[Data records]

╔══

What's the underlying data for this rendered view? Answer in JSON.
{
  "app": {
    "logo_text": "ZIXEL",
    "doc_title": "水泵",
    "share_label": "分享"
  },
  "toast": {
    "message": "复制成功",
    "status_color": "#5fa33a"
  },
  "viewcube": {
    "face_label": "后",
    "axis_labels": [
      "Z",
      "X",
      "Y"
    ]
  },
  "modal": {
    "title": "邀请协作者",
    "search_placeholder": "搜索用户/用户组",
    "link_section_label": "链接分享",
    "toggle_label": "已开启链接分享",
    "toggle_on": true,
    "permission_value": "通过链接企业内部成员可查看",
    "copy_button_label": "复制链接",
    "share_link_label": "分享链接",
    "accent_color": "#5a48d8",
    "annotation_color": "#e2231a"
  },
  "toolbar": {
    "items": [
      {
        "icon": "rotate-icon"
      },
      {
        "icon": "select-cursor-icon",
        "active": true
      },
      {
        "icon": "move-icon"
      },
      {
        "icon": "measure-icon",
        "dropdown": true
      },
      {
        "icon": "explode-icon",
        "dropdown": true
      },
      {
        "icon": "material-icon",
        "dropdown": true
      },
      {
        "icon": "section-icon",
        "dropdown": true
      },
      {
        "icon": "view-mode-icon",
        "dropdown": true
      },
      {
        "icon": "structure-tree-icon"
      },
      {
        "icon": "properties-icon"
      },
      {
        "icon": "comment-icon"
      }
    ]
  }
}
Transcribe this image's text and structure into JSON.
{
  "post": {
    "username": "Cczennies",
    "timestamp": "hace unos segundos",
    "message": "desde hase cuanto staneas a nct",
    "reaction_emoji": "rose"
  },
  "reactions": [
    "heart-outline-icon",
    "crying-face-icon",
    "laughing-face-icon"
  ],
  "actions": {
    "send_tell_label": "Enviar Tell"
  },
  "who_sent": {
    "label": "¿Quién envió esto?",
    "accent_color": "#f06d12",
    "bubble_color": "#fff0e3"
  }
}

╚══

> **DIRECTIONS FOR THIS TASK**
Locate all lines in the listing above with the word "structure". Copy them.

> **EXERCISE OUTPUT**
        "icon": "structure-tree-icon"
Transcribe this image's text and structure into JSON.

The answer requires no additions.